**Given task:**
Copy out the whole listing exactly as written, leaving the pictures behind.

Data records
════════
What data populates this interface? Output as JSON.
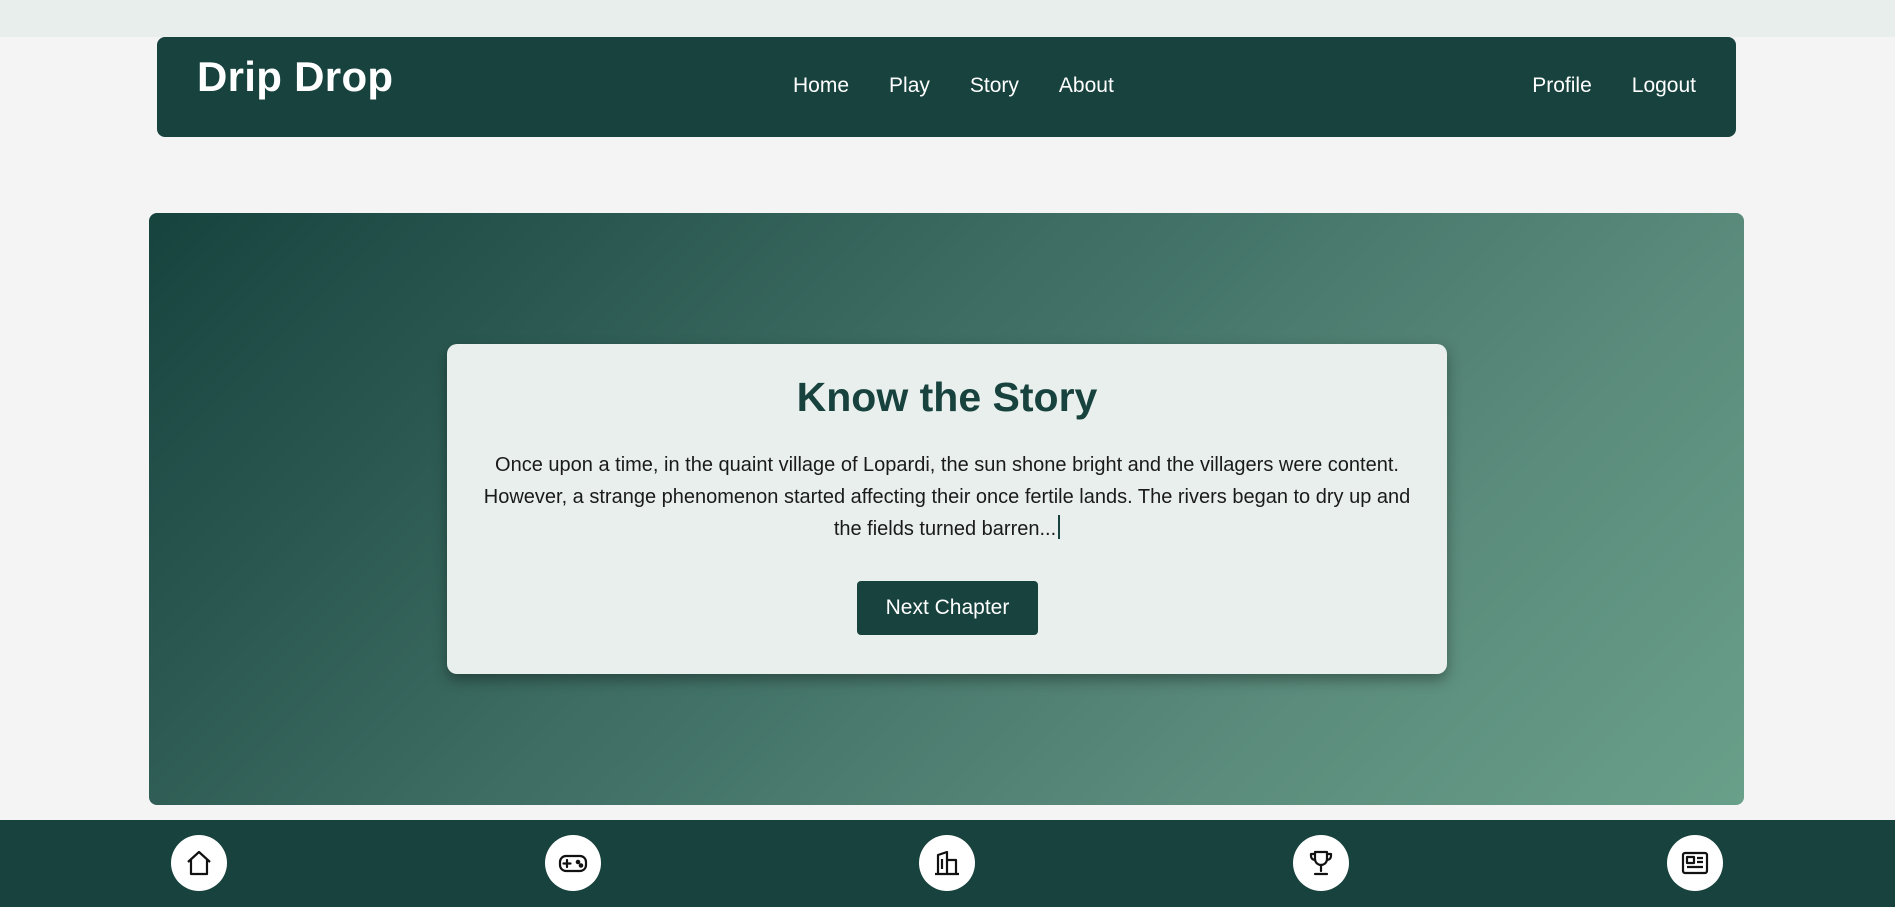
{
  "brand": "Drip Drop",
  "nav": {
    "center": [
      "Home",
      "Play",
      "Story",
      "About"
    ],
    "right": [
      "Profile",
      "Logout"
    ]
  },
  "story": {
    "title": "Know the Story",
    "text": "Once upon a time, in the quaint village of Lopardi, the sun shone bright and the villagers were content. However, a strange phenomenon started affecting their once fertile lands. The rivers began to dry up and the fields turned barren...",
    "button": "Next Chapter"
  },
  "footer_icons": [
    "home-icon",
    "gamepad-icon",
    "building-icon",
    "trophy-icon",
    "newspaper-icon"
  ],
  "colors": {
    "primary": "#17423d",
    "card": "#e8efec",
    "page": "#f4f4f4"
  }
}
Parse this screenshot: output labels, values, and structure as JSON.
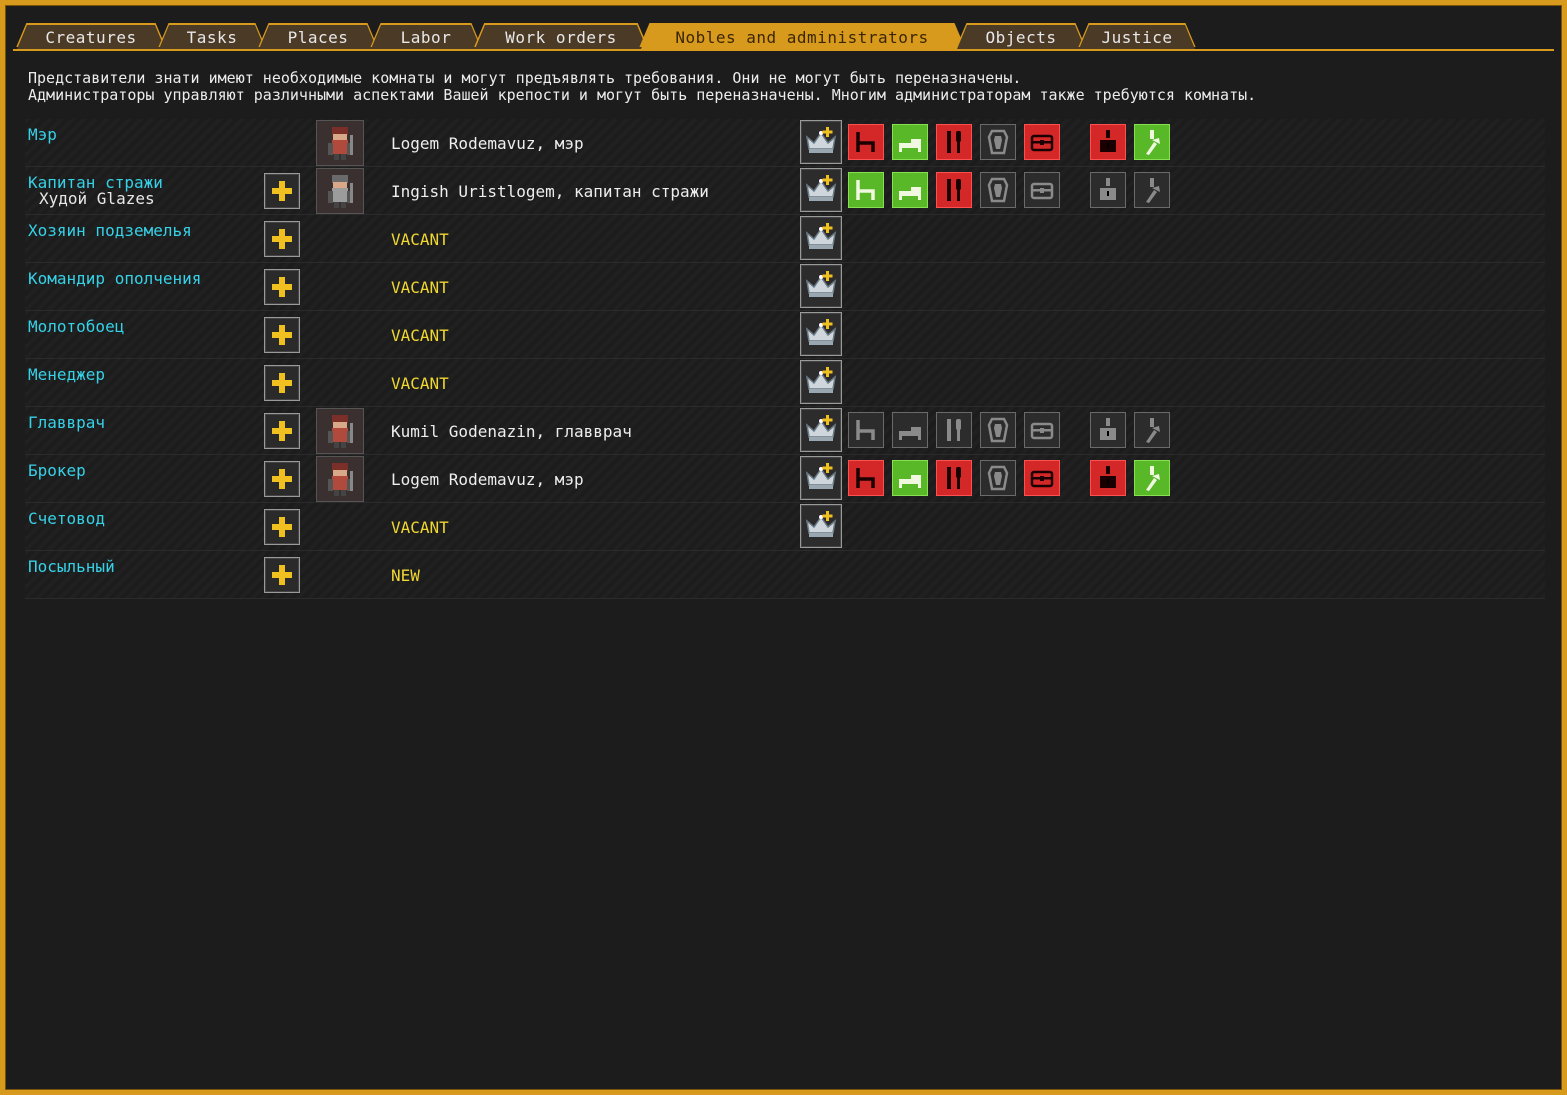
{
  "tabs": [
    {
      "label": "Creatures",
      "active": false
    },
    {
      "label": "Tasks",
      "active": false
    },
    {
      "label": "Places",
      "active": false
    },
    {
      "label": "Labor",
      "active": false
    },
    {
      "label": "Work orders",
      "active": false
    },
    {
      "label": "Nobles and administrators",
      "active": true
    },
    {
      "label": "Objects",
      "active": false
    },
    {
      "label": "Justice",
      "active": false
    }
  ],
  "description": {
    "line1": "Представители знати имеют необходимые комнаты и могут предъявлять требования. Они не могут быть переназначены.",
    "line2": "Администраторы управляют различными аспектами Вашей крепости и могут быть переназначены. Многим администраторам также требуются комнаты."
  },
  "rows": [
    {
      "position": "Мэр",
      "sub": "",
      "holder": "Logem Rodemavuz, мэр",
      "vacant": false,
      "portrait": "dwarf-red-beard",
      "reqs": [
        "red",
        "green",
        "red",
        "gray",
        "red",
        "red",
        "green"
      ]
    },
    {
      "position": "Капитан стражи",
      "sub": "Худой Glazes",
      "holder": "Ingish Uristlogem, капитан стражи",
      "vacant": false,
      "portrait": "dwarf-gray-helmet",
      "reqs": [
        "green",
        "green",
        "red",
        "gray",
        "gray",
        "gray",
        "gray"
      ]
    },
    {
      "position": "Хозяин подземелья",
      "sub": "",
      "holder": "VACANT",
      "vacant": true,
      "portrait": "",
      "reqs": []
    },
    {
      "position": "Командир ополчения",
      "sub": "",
      "holder": "VACANT",
      "vacant": true,
      "portrait": "",
      "reqs": []
    },
    {
      "position": "Молотобоец",
      "sub": "",
      "holder": "VACANT",
      "vacant": true,
      "portrait": "",
      "reqs": []
    },
    {
      "position": "Менеджер",
      "sub": "",
      "holder": "VACANT",
      "vacant": true,
      "portrait": "",
      "reqs": []
    },
    {
      "position": "Главврач",
      "sub": "",
      "holder": "Kumil Godenazin, главврач",
      "vacant": false,
      "portrait": "dwarf-red-hair",
      "reqs": [
        "gray",
        "gray",
        "gray",
        "gray",
        "gray",
        "gray",
        "gray"
      ]
    },
    {
      "position": "Брокер",
      "sub": "",
      "holder": "Logem Rodemavuz, мэр",
      "vacant": false,
      "portrait": "dwarf-red-beard",
      "reqs": [
        "red",
        "green",
        "red",
        "gray",
        "red",
        "red",
        "green"
      ]
    },
    {
      "position": "Счетовод",
      "sub": "",
      "holder": "VACANT",
      "vacant": true,
      "portrait": "",
      "reqs": []
    },
    {
      "position": "Посыльный",
      "sub": "",
      "holder": "NEW",
      "vacant": true,
      "portrait": "",
      "reqs": [],
      "no_crown": true
    }
  ],
  "req_icons": [
    "chair-icon",
    "bed-icon",
    "dining-icon",
    "tomb-icon",
    "chest-icon",
    "cabinet-icon",
    "weapon-rack-icon"
  ],
  "colors": {
    "accent": "#d89a1c",
    "position_text": "#36d2e8",
    "vacant_text": "#f0d830",
    "req_red": "#d42828",
    "req_green": "#58b828"
  }
}
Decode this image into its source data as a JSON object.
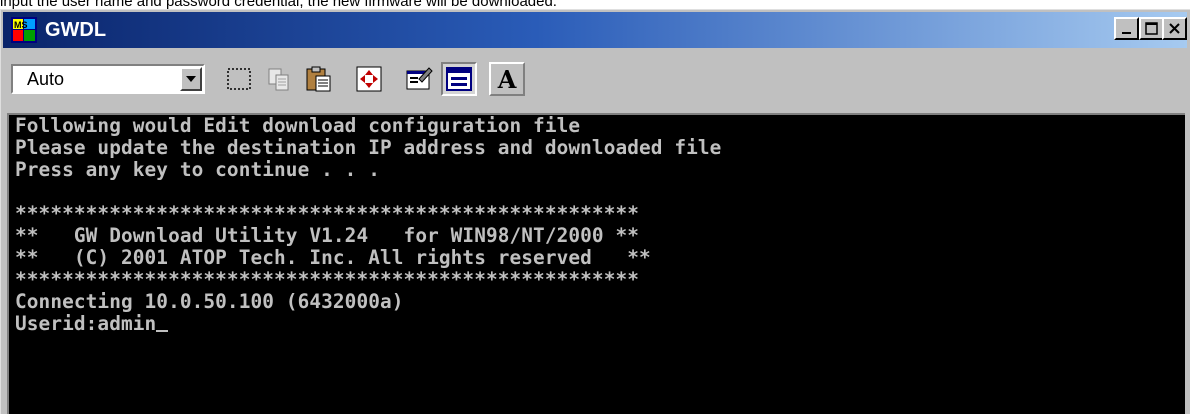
════════
**Worked solution:**
What data populates this interface? Output as JSON.
{
  "brand": "Drip Drop",
  "nav": {
    "center": [
      "Home",
      "Play",
      "Story",
      "About"
    ],
    "right": [
      "Profile",
      "Logout"
    ]
  },
  "story": {
    "title": "Know the Story",
    "text": "Once upon a time, in the quaint village of Lopardi, the sun shone bright and the villagers were content. However, a strange phenomenon started affecting their once fertile lands. The rivers began to dry up and the fields turned barren...",
    "button": "Next Chapter"
  },
  "footer_icons": [
    "home-icon",
    "gamepad-icon",
    "building-icon",
    "trophy-icon",
    "newspaper-icon"
  ],
  "colors": {
    "primary": "#17423d",
    "card": "#e8efec",
    "page": "#f4f4f4"
  }
}
Parse this screenshot: output labels, values, and structure as JSON.
{
  "tabs": [
    {
      "label": "Creatures",
      "active": false
    },
    {
      "label": "Tasks",
      "active": false
    },
    {
      "label": "Places",
      "active": false
    },
    {
      "label": "Labor",
      "active": false
    },
    {
      "label": "Work orders",
      "active": false
    },
    {
      "label": "Nobles and administrators",
      "active": true
    },
    {
      "label": "Objects",
      "active": false
    },
    {
      "label": "Justice",
      "active": false
    }
  ],
  "description": {
    "line1": "Представители знати имеют необходимые комнаты и могут предъявлять требования. Они не могут быть переназначены.",
    "line2": "Администраторы управляют различными аспектами Вашей крепости и могут быть переназначены. Многим администраторам также требуются комнаты."
  },
  "rows": [
    {
      "position": "Мэр",
      "sub": "",
      "holder": "Logem Rodemavuz, мэр",
      "vacant": false,
      "portrait": "dwarf-red-beard",
      "reqs": [
        "red",
        "green",
        "red",
        "gray",
        "red",
        "red",
        "green"
      ]
    },
    {
      "position": "Капитан стражи",
      "sub": "Худой Glazes",
      "holder": "Ingish Uristlogem, капитан стражи",
      "vacant": false,
      "portrait": "dwarf-gray-helmet",
      "reqs": [
        "green",
        "green",
        "red",
        "gray",
        "gray",
        "gray",
        "gray"
      ]
    },
    {
      "position": "Хозяин подземелья",
      "sub": "",
      "holder": "VACANT",
      "vacant": true,
      "portrait": "",
      "reqs": []
    },
    {
      "position": "Командир ополчения",
      "sub": "",
      "holder": "VACANT",
      "vacant": true,
      "portrait": "",
      "reqs": []
    },
    {
      "position": "Молотобоец",
      "sub": "",
      "holder": "VACANT",
      "vacant": true,
      "portrait": "",
      "reqs": []
    },
    {
      "position": "Менеджер",
      "sub": "",
      "holder": "VACANT",
      "vacant": true,
      "portrait": "",
      "reqs": []
    },
    {
      "position": "Главврач",
      "sub": "",
      "holder": "Kumil Godenazin, главврач",
      "vacant": false,
      "portrait": "dwarf-red-hair",
      "reqs": [
        "gray",
        "gray",
        "gray",
        "gray",
        "gray",
        "gray",
        "gray"
      ]
    },
    {
      "position": "Брокер",
      "sub": "",
      "holder": "Logem Rodemavuz, мэр",
      "vacant": false,
      "portrait": "dwarf-red-beard",
      "reqs": [
        "red",
        "green",
        "red",
        "gray",
        "red",
        "red",
        "green"
      ]
    },
    {
      "position": "Счетовод",
      "sub": "",
      "holder": "VACANT",
      "vacant": true,
      "portrait": "",
      "reqs": []
    },
    {
      "position": "Посыльный",
      "sub": "",
      "holder": "NEW",
      "vacant": true,
      "portrait": "",
      "reqs": [],
      "no_crown": true
    }
  ],
  "req_icons": [
    "chair-icon",
    "bed-icon",
    "dining-icon",
    "tomb-icon",
    "chest-icon",
    "cabinet-icon",
    "weapon-rack-icon"
  ],
  "colors": {
    "accent": "#d89a1c",
    "position_text": "#36d2e8",
    "vacant_text": "#f0d830",
    "req_red": "#d42828",
    "req_green": "#58b828"
  }
}
Decode this image into its source data as a JSON object.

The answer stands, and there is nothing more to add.